:: TASK INSTRUCTIONS ::
Each entry here needs to be set down again exactly, please; pictures are left out.

:: MATERIAL PROVIDED ::
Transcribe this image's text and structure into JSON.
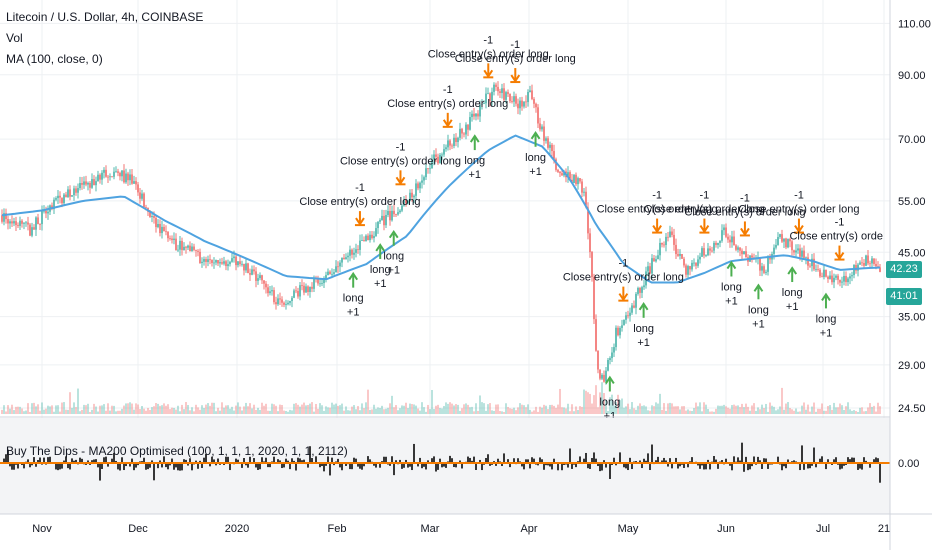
{
  "legend": {
    "title": "Litecoin / U.S. Dollar, 4h, COINBASE",
    "vol": "Vol",
    "ma": "MA (100, close, 0)",
    "osc": "Buy The Dips - MA200 Optimised (100, 1, 1, 1, 2020, 1, 1, 2112)"
  },
  "badges": {
    "last_price": "42.23",
    "countdown": "41:01"
  },
  "colors": {
    "up": "#26a69a",
    "down": "#ef5350",
    "ma": "#4fa3e0",
    "long_arrow": "#4caf50",
    "close_arrow": "#f57c00",
    "osc_bar": "#222222",
    "osc_line": "#f57c00"
  },
  "chart_data": [
    {
      "type": "candlestick",
      "title": "Litecoin / U.S. Dollar, 4h, COINBASE",
      "y_ticks": [
        "110.00",
        "90.00",
        "70.00",
        "55.00",
        "45.00",
        "35.00",
        "29.00",
        "24.50"
      ],
      "x_ticks": [
        "Nov",
        "Dec",
        "2020",
        "Feb",
        "Mar",
        "Apr",
        "May",
        "Jun",
        "Jul",
        "21"
      ],
      "ylim": [
        24.5,
        115
      ],
      "y_scale": "log",
      "price_path": [
        [
          0,
          52
        ],
        [
          4,
          49
        ],
        [
          8,
          55
        ],
        [
          12,
          58
        ],
        [
          16,
          62
        ],
        [
          19,
          60
        ],
        [
          22,
          52
        ],
        [
          25,
          47
        ],
        [
          28,
          45
        ],
        [
          31,
          43
        ],
        [
          34,
          44
        ],
        [
          37,
          42
        ],
        [
          40,
          38
        ],
        [
          42,
          36
        ],
        [
          44,
          39
        ],
        [
          47,
          40
        ],
        [
          49,
          42
        ],
        [
          52,
          45
        ],
        [
          55,
          49
        ],
        [
          58,
          53
        ],
        [
          61,
          57
        ],
        [
          63,
          63
        ],
        [
          65,
          66
        ],
        [
          67,
          70
        ],
        [
          69,
          74
        ],
        [
          71,
          80
        ],
        [
          73,
          85
        ],
        [
          75,
          83
        ],
        [
          77,
          79
        ],
        [
          78,
          84
        ],
        [
          80,
          72
        ],
        [
          82,
          63
        ],
        [
          84,
          61
        ],
        [
          86,
          58
        ],
        [
          87,
          47
        ],
        [
          88,
          29
        ],
        [
          89,
          27
        ],
        [
          91,
          33
        ],
        [
          93,
          36
        ],
        [
          95,
          40
        ],
        [
          97,
          45
        ],
        [
          99,
          48
        ],
        [
          101,
          42
        ],
        [
          103,
          44
        ],
        [
          105,
          46
        ],
        [
          107,
          49
        ],
        [
          109,
          45
        ],
        [
          111,
          44
        ],
        [
          113,
          42
        ],
        [
          115,
          48
        ],
        [
          117,
          46
        ],
        [
          119,
          44
        ],
        [
          121,
          42
        ],
        [
          123,
          41
        ],
        [
          125,
          40
        ],
        [
          127,
          44
        ],
        [
          129,
          43
        ],
        [
          130,
          42.2
        ]
      ],
      "ma_path": [
        [
          0,
          52
        ],
        [
          6,
          53
        ],
        [
          12,
          55
        ],
        [
          18,
          56
        ],
        [
          24,
          51
        ],
        [
          30,
          47
        ],
        [
          36,
          44
        ],
        [
          42,
          41
        ],
        [
          48,
          40.5
        ],
        [
          54,
          43
        ],
        [
          60,
          48
        ],
        [
          66,
          58
        ],
        [
          72,
          67
        ],
        [
          76,
          71
        ],
        [
          80,
          68
        ],
        [
          84,
          60
        ],
        [
          88,
          50
        ],
        [
          92,
          43
        ],
        [
          96,
          40
        ],
        [
          100,
          40
        ],
        [
          104,
          41.5
        ],
        [
          108,
          43.5
        ],
        [
          112,
          44
        ],
        [
          116,
          44.5
        ],
        [
          120,
          43.5
        ],
        [
          124,
          42
        ],
        [
          128,
          42.3
        ],
        [
          130,
          42.4
        ]
      ],
      "long_entries": [
        {
          "t": 52,
          "label": "long",
          "qty": "+1"
        },
        {
          "t": 56,
          "label": "long",
          "qty": "+1"
        },
        {
          "t": 58,
          "label": "long",
          "qty": "+1"
        },
        {
          "t": 70,
          "label": "long",
          "qty": "+1"
        },
        {
          "t": 79,
          "label": "long",
          "qty": "+1"
        },
        {
          "t": 90,
          "label": "long",
          "qty": "+1"
        },
        {
          "t": 95,
          "label": "long",
          "qty": "+1"
        },
        {
          "t": 108,
          "label": "long",
          "qty": "+1"
        },
        {
          "t": 112,
          "label": "long",
          "qty": "+1"
        },
        {
          "t": 117,
          "label": "long",
          "qty": "+1"
        },
        {
          "t": 122,
          "label": "long",
          "qty": "+1"
        }
      ],
      "close_entries": [
        {
          "t": 53,
          "label": "Close entry(s) order long",
          "qty": "-1"
        },
        {
          "t": 59,
          "label": "Close entry(s) order long",
          "qty": "-1"
        },
        {
          "t": 66,
          "label": "Close entry(s) order long",
          "qty": "-1"
        },
        {
          "t": 72,
          "label": "Close entry(s) order long",
          "qty": "-1"
        },
        {
          "t": 76,
          "label": "Close entry(s) order long",
          "qty": "-1"
        },
        {
          "t": 92,
          "label": "Close entry(s) order long",
          "qty": "-1"
        },
        {
          "t": 97,
          "label": "Close entry(s) order long",
          "qty": "-1"
        },
        {
          "t": 104,
          "label": "Close entry(s) order long",
          "qty": "-1"
        },
        {
          "t": 110,
          "label": "Close entry(s) order long",
          "qty": "-1"
        },
        {
          "t": 118,
          "label": "Close entry(s) order long",
          "qty": "-1"
        },
        {
          "t": 124,
          "label": "Close entry(s) orde",
          "qty": "-1"
        }
      ]
    },
    {
      "type": "bar",
      "title": "Buy The Dips - MA200 Optimised (100, 1, 1, 1, 2020, 1, 1, 2112)",
      "y_ticks": [
        "0.00"
      ],
      "zero_line": 0
    }
  ]
}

:: TASK SOLUTION ::
Transcribe this image's text and structure into JSON.
{
  "legend": {
    "title": "Litecoin / U.S. Dollar, 4h, COINBASE",
    "vol": "Vol",
    "ma": "MA (100, close, 0)",
    "osc": "Buy The Dips - MA200 Optimised (100, 1, 1, 1, 2020, 1, 1, 2112)"
  },
  "badges": {
    "last_price": "42.23",
    "countdown": "41:01"
  },
  "colors": {
    "up": "#26a69a",
    "down": "#ef5350",
    "ma": "#4fa3e0",
    "long_arrow": "#4caf50",
    "close_arrow": "#f57c00",
    "osc_bar": "#222222",
    "osc_line": "#f57c00"
  },
  "chart_data": [
    {
      "type": "candlestick",
      "title": "Litecoin / U.S. Dollar, 4h, COINBASE",
      "y_ticks": [
        "110.00",
        "90.00",
        "70.00",
        "55.00",
        "45.00",
        "35.00",
        "29.00",
        "24.50"
      ],
      "x_ticks": [
        "Nov",
        "Dec",
        "2020",
        "Feb",
        "Mar",
        "Apr",
        "May",
        "Jun",
        "Jul",
        "21"
      ],
      "ylim": [
        24.5,
        115
      ],
      "y_scale": "log",
      "price_path": [
        [
          0,
          52
        ],
        [
          4,
          49
        ],
        [
          8,
          55
        ],
        [
          12,
          58
        ],
        [
          16,
          62
        ],
        [
          19,
          60
        ],
        [
          22,
          52
        ],
        [
          25,
          47
        ],
        [
          28,
          45
        ],
        [
          31,
          43
        ],
        [
          34,
          44
        ],
        [
          37,
          42
        ],
        [
          40,
          38
        ],
        [
          42,
          36
        ],
        [
          44,
          39
        ],
        [
          47,
          40
        ],
        [
          49,
          42
        ],
        [
          52,
          45
        ],
        [
          55,
          49
        ],
        [
          58,
          53
        ],
        [
          61,
          57
        ],
        [
          63,
          63
        ],
        [
          65,
          66
        ],
        [
          67,
          70
        ],
        [
          69,
          74
        ],
        [
          71,
          80
        ],
        [
          73,
          85
        ],
        [
          75,
          83
        ],
        [
          77,
          79
        ],
        [
          78,
          84
        ],
        [
          80,
          72
        ],
        [
          82,
          63
        ],
        [
          84,
          61
        ],
        [
          86,
          58
        ],
        [
          87,
          47
        ],
        [
          88,
          29
        ],
        [
          89,
          27
        ],
        [
          91,
          33
        ],
        [
          93,
          36
        ],
        [
          95,
          40
        ],
        [
          97,
          45
        ],
        [
          99,
          48
        ],
        [
          101,
          42
        ],
        [
          103,
          44
        ],
        [
          105,
          46
        ],
        [
          107,
          49
        ],
        [
          109,
          45
        ],
        [
          111,
          44
        ],
        [
          113,
          42
        ],
        [
          115,
          48
        ],
        [
          117,
          46
        ],
        [
          119,
          44
        ],
        [
          121,
          42
        ],
        [
          123,
          41
        ],
        [
          125,
          40
        ],
        [
          127,
          44
        ],
        [
          129,
          43
        ],
        [
          130,
          42.2
        ]
      ],
      "ma_path": [
        [
          0,
          52
        ],
        [
          6,
          53
        ],
        [
          12,
          55
        ],
        [
          18,
          56
        ],
        [
          24,
          51
        ],
        [
          30,
          47
        ],
        [
          36,
          44
        ],
        [
          42,
          41
        ],
        [
          48,
          40.5
        ],
        [
          54,
          43
        ],
        [
          60,
          48
        ],
        [
          66,
          58
        ],
        [
          72,
          67
        ],
        [
          76,
          71
        ],
        [
          80,
          68
        ],
        [
          84,
          60
        ],
        [
          88,
          50
        ],
        [
          92,
          43
        ],
        [
          96,
          40
        ],
        [
          100,
          40
        ],
        [
          104,
          41.5
        ],
        [
          108,
          43.5
        ],
        [
          112,
          44
        ],
        [
          116,
          44.5
        ],
        [
          120,
          43.5
        ],
        [
          124,
          42
        ],
        [
          128,
          42.3
        ],
        [
          130,
          42.4
        ]
      ],
      "long_entries": [
        {
          "t": 52,
          "label": "long",
          "qty": "+1"
        },
        {
          "t": 56,
          "label": "long",
          "qty": "+1"
        },
        {
          "t": 58,
          "label": "long",
          "qty": "+1"
        },
        {
          "t": 70,
          "label": "long",
          "qty": "+1"
        },
        {
          "t": 79,
          "label": "long",
          "qty": "+1"
        },
        {
          "t": 90,
          "label": "long",
          "qty": "+1"
        },
        {
          "t": 95,
          "label": "long",
          "qty": "+1"
        },
        {
          "t": 108,
          "label": "long",
          "qty": "+1"
        },
        {
          "t": 112,
          "label": "long",
          "qty": "+1"
        },
        {
          "t": 117,
          "label": "long",
          "qty": "+1"
        },
        {
          "t": 122,
          "label": "long",
          "qty": "+1"
        }
      ],
      "close_entries": [
        {
          "t": 53,
          "label": "Close entry(s) order long",
          "qty": "-1"
        },
        {
          "t": 59,
          "label": "Close entry(s) order long",
          "qty": "-1"
        },
        {
          "t": 66,
          "label": "Close entry(s) order long",
          "qty": "-1"
        },
        {
          "t": 72,
          "label": "Close entry(s) order long",
          "qty": "-1"
        },
        {
          "t": 76,
          "label": "Close entry(s) order long",
          "qty": "-1"
        },
        {
          "t": 92,
          "label": "Close entry(s) order long",
          "qty": "-1"
        },
        {
          "t": 97,
          "label": "Close entry(s) order long",
          "qty": "-1"
        },
        {
          "t": 104,
          "label": "Close entry(s) order long",
          "qty": "-1"
        },
        {
          "t": 110,
          "label": "Close entry(s) order long",
          "qty": "-1"
        },
        {
          "t": 118,
          "label": "Close entry(s) order long",
          "qty": "-1"
        },
        {
          "t": 124,
          "label": "Close entry(s) orde",
          "qty": "-1"
        }
      ]
    },
    {
      "type": "bar",
      "title": "Buy The Dips - MA200 Optimised (100, 1, 1, 1, 2020, 1, 1, 2112)",
      "y_ticks": [
        "0.00"
      ],
      "zero_line": 0
    }
  ]
}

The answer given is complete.